### SHORT TASK
Quote all entries exactly, leaving pictures aside.

(Some records)

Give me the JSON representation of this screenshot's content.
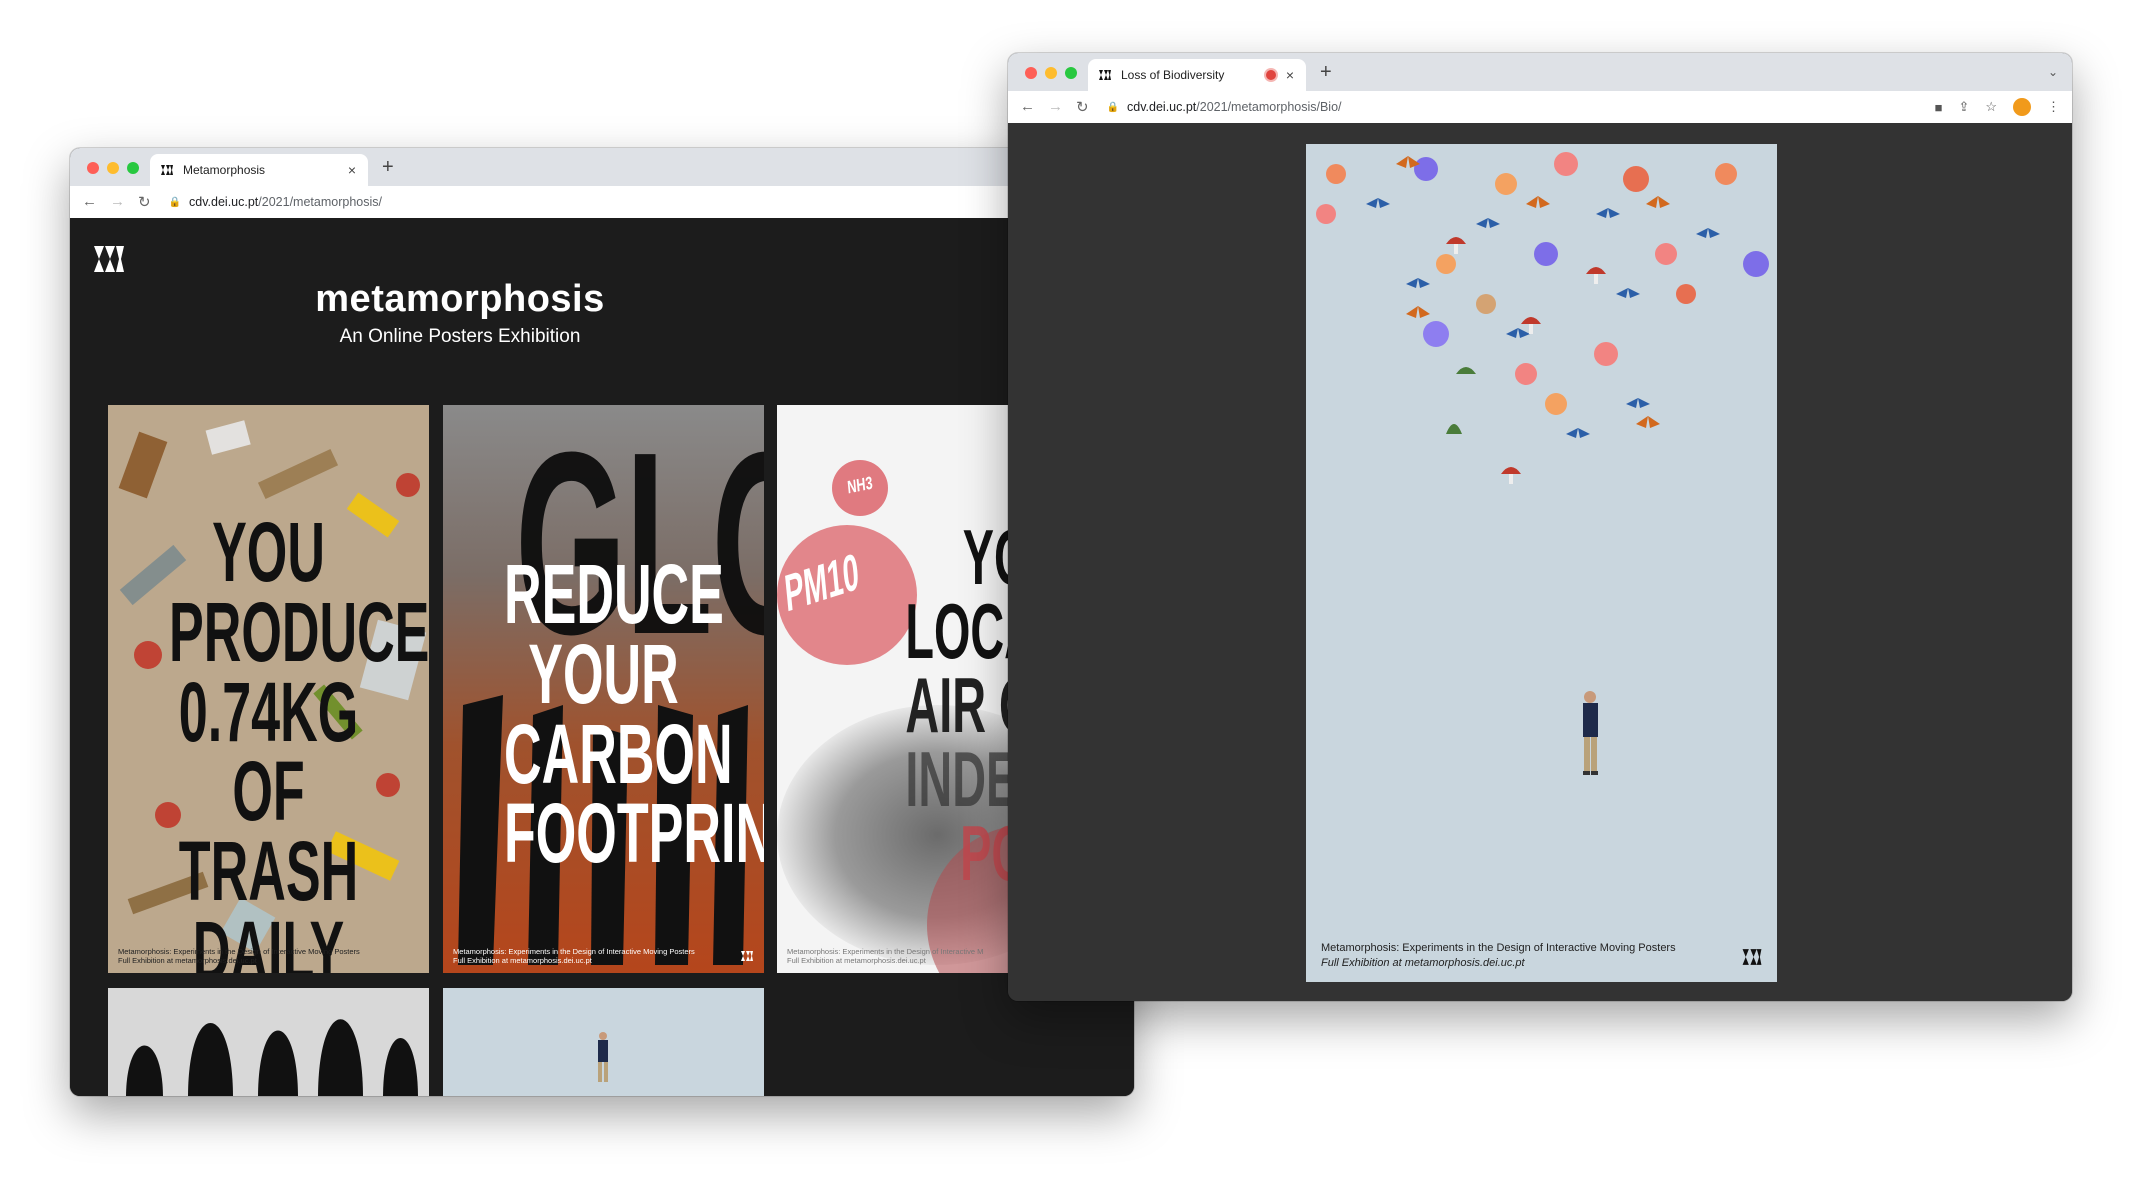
{
  "left_window": {
    "tab_title": "Metamorphosis",
    "tab_close": "×",
    "new_tab": "+",
    "url_host": "cdv.dei.uc.pt",
    "url_path": "/2021/metamorphosis/",
    "site": {
      "title": "metamorphosis",
      "subtitle": "An Online Posters Exhibition"
    },
    "posters": [
      {
        "lines": [
          "YOU",
          "PRODUCE",
          "0.74KG OF",
          "TRASH",
          "DAILY"
        ],
        "footer_line1": "Metamorphosis: Experiments in the Design of Interactive Moving Posters",
        "footer_line2": "Full Exhibition at metamorphosis.dei.uc.pt"
      },
      {
        "background_word": "GLOBAL",
        "lines": [
          "REDUCE",
          "YOUR",
          "CARBON",
          "FOOTPRINT"
        ],
        "footer_line1": "Metamorphosis: Experiments in the Design of Interactive Moving Posters",
        "footer_line2": "Full Exhibition at metamorphosis.dei.uc.pt"
      },
      {
        "badge1": "NH3",
        "badge2": "PM10",
        "lines": [
          "YOUR",
          "LOCATIO",
          "AIR QUALI",
          "INDEX IS",
          "POOR"
        ],
        "footer_line1": "Metamorphosis: Experiments in the Design of Interactive M",
        "footer_line2": "Full Exhibition at metamorphosis.dei.uc.pt"
      }
    ]
  },
  "right_window": {
    "tab_title": "Loss of Biodiversity",
    "tab_close": "×",
    "new_tab": "+",
    "tab_menu": "⌄",
    "url_host": "cdv.dei.uc.pt",
    "url_path": "/2021/metamorphosis/Bio/",
    "poster": {
      "footer_line1": "Metamorphosis: Experiments in the Design of Interactive Moving Posters",
      "footer_line2": "Full Exhibition at metamorphosis.dei.uc.pt"
    }
  },
  "colors": {
    "traffic_red": "#fe5f57",
    "traffic_yellow": "#febc2e",
    "traffic_green": "#28c840",
    "page_dark": "#1c1c1c",
    "bio_bg": "#c9d6de",
    "poster_orange": "#b5461c",
    "pink_badge": "#e07a80"
  }
}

### WRITTEN RESPONSE
Give me the JSON representation of this screenshot's content.
{
  "left_window": {
    "tab_title": "Metamorphosis",
    "tab_close": "×",
    "new_tab": "+",
    "url_host": "cdv.dei.uc.pt",
    "url_path": "/2021/metamorphosis/",
    "site": {
      "title": "metamorphosis",
      "subtitle": "An Online Posters Exhibition"
    },
    "posters": [
      {
        "lines": [
          "YOU",
          "PRODUCE",
          "0.74KG OF",
          "TRASH",
          "DAILY"
        ],
        "footer_line1": "Metamorphosis: Experiments in the Design of Interactive Moving Posters",
        "footer_line2": "Full Exhibition at metamorphosis.dei.uc.pt"
      },
      {
        "background_word": "GLOBAL",
        "lines": [
          "REDUCE",
          "YOUR",
          "CARBON",
          "FOOTPRINT"
        ],
        "footer_line1": "Metamorphosis: Experiments in the Design of Interactive Moving Posters",
        "footer_line2": "Full Exhibition at metamorphosis.dei.uc.pt"
      },
      {
        "badge1": "NH3",
        "badge2": "PM10",
        "lines": [
          "YOUR",
          "LOCATIO",
          "AIR QUALI",
          "INDEX IS",
          "POOR"
        ],
        "footer_line1": "Metamorphosis: Experiments in the Design of Interactive M",
        "footer_line2": "Full Exhibition at metamorphosis.dei.uc.pt"
      }
    ]
  },
  "right_window": {
    "tab_title": "Loss of Biodiversity",
    "tab_close": "×",
    "new_tab": "+",
    "tab_menu": "⌄",
    "url_host": "cdv.dei.uc.pt",
    "url_path": "/2021/metamorphosis/Bio/",
    "poster": {
      "footer_line1": "Metamorphosis: Experiments in the Design of Interactive Moving Posters",
      "footer_line2": "Full Exhibition at metamorphosis.dei.uc.pt"
    }
  },
  "colors": {
    "traffic_red": "#fe5f57",
    "traffic_yellow": "#febc2e",
    "traffic_green": "#28c840",
    "page_dark": "#1c1c1c",
    "bio_bg": "#c9d6de",
    "poster_orange": "#b5461c",
    "pink_badge": "#e07a80"
  }
}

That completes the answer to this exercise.